EXERCISE REQUIREMENTS =
Find the string "AutoCAD" in the listing and report every line that has it.

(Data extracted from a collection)
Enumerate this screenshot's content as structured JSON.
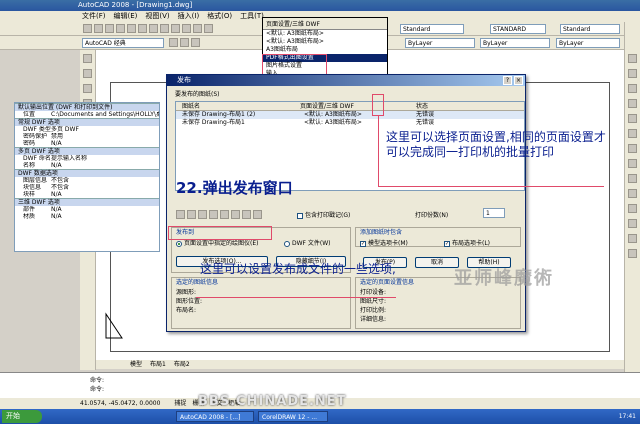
{
  "window": {
    "title": "AutoCAD 2008 - [Drawing1.dwg]",
    "menu": [
      "文件(F)",
      "编辑(E)",
      "视图(V)",
      "插入(I)",
      "格式(O)",
      "工具(T)"
    ],
    "workspace": "AutoCAD 经典",
    "layer_combo": "ByLayer",
    "linetype_combo": "ByLayer",
    "lineweight_combo": "ByLayer",
    "textstyle_combo": "Standard",
    "dimstyle_combo": "STANDARD",
    "tablestyle_combo": "Standard"
  },
  "page_setup_dropdown": {
    "header": "页面设置/三维 DWF",
    "items": [
      "<默认: A3图纸布局>",
      "<默认: A3图纸布局>",
      "A3图纸布局",
      "PDF格式出图设置",
      "图片格式设置",
      "输入..."
    ],
    "selected_index": 3
  },
  "publish_dialog": {
    "title": "发布",
    "list_label": "要发布的图纸(S)",
    "columns": [
      "图纸名",
      "页面设置/三维 DWF",
      "状态"
    ],
    "rows": [
      {
        "name": "未保存 Drawing-布局1 (2)",
        "setup": "<默认: A3图纸布局>",
        "status": "无错误"
      },
      {
        "name": "未保存 Drawing-布局1",
        "setup": "<默认: A3图纸布局>",
        "status": "无错误"
      }
    ],
    "include_stamp": "包含打印戳记(G)",
    "copies_label": "打印份数(N)",
    "copies": "1",
    "publish_to_label": "发布到",
    "publish_radio_plotter": "页面设置中指定的绘图仪(E)",
    "publish_radio_dwf": "DWF 文件(W)",
    "add_when_label": "添加图纸时包含",
    "model_tab": "模型选项卡(M)",
    "layout_tab": "布局选项卡(L)",
    "publish_options_btn": "发布选项(O)...",
    "hide_details_btn": "隐藏细节(I)",
    "publish_btn": "发布(P)",
    "cancel_btn": "取消",
    "help_btn": "帮助(H)",
    "selected_info_label": "选定的图纸信息",
    "info_source": "源图形:",
    "info_location": "图形位置:",
    "info_layout": "布局名:",
    "page_info_label": "选定的页面设置信息",
    "page_device": "打印设备:",
    "page_size": "图纸尺寸:",
    "page_scale": "打印比例:",
    "page_detail": "详细信息:"
  },
  "properties_panel": {
    "sections": [
      {
        "title": "默认输出位置 (DWF 和打印到文件)",
        "rows": [
          [
            "位置",
            "C:\\Documents and Settings\\HOLLY\\桌面\\"
          ]
        ]
      },
      {
        "title": "常规 DWF 选项",
        "rows": [
          [
            "DWF 类型",
            "多页 DWF"
          ],
          [
            "密码保护",
            "禁用"
          ],
          [
            "密码",
            "N/A"
          ]
        ]
      },
      {
        "title": "多页 DWF 选项",
        "rows": [
          [
            "DWF 命名",
            "提示输入名称"
          ],
          [
            "名称",
            "N/A"
          ]
        ]
      },
      {
        "title": "DWF 数据选项",
        "rows": [
          [
            "图层信息",
            "不包含"
          ],
          [
            "块信息",
            "不包含"
          ],
          [
            "块样",
            "N/A"
          ]
        ]
      },
      {
        "title": "三维 DWF 选项",
        "rows": [
          [
            "部件",
            "N/A"
          ],
          [
            "材质",
            "N/A"
          ]
        ]
      }
    ]
  },
  "annotations": {
    "top_right": "这里可以选择页面设置,相同的页面设置才可以完成同一打印机的批量打印",
    "step": "22.弹出发布窗口",
    "bottom": "这里可以设置发布成文件的一些选项,"
  },
  "tabs": [
    "模型",
    "布局1",
    "布局2"
  ],
  "command_lines": [
    "命令:",
    "命令:"
  ],
  "status": {
    "coords": "41.0574, -45.0472, 0.0000",
    "modes": [
      "捕捉",
      "栅格",
      "正交",
      "极轴"
    ]
  },
  "taskbar": {
    "start": "开始",
    "tasks": [
      "AutoCAD 2008 - [...]",
      "CorelDRAW 12 - ..."
    ],
    "time": "17:41"
  },
  "watermarks": {
    "signature": "亚师峰魔術",
    "site": "BBS.CHINADE.NET"
  }
}
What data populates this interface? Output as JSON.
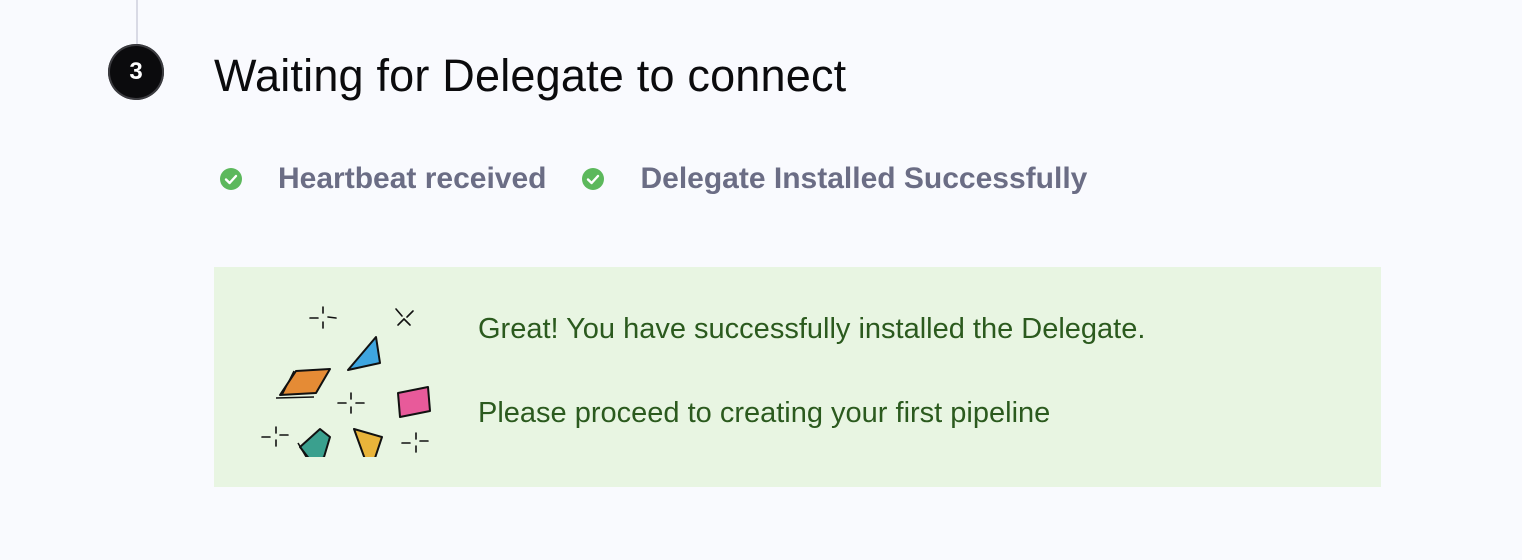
{
  "step": {
    "number": "3",
    "title": "Waiting for Delegate to connect"
  },
  "checks": [
    {
      "label": "Heartbeat received",
      "status": "success",
      "icon": "check-circle-icon"
    },
    {
      "label": "Delegate Installed Successfully",
      "status": "success",
      "icon": "check-circle-icon"
    }
  ],
  "success_box": {
    "illustration": "confetti-icon",
    "line1": "Great! You have successfully installed the Delegate.",
    "line2": "Please proceed to creating your first pipeline"
  },
  "colors": {
    "background": "#f9fafe",
    "success_green": "#5cb85c",
    "success_box_bg": "#e8f5e2",
    "success_text": "#2b5a1e",
    "check_label": "#6b6d85"
  }
}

EXPECTED OUTPUT =
    "title": "AutoCAD 2008 - [Drawing1.dwg]",
    "workspace": "AutoCAD 经典",
      "AutoCAD 2008 - [...]",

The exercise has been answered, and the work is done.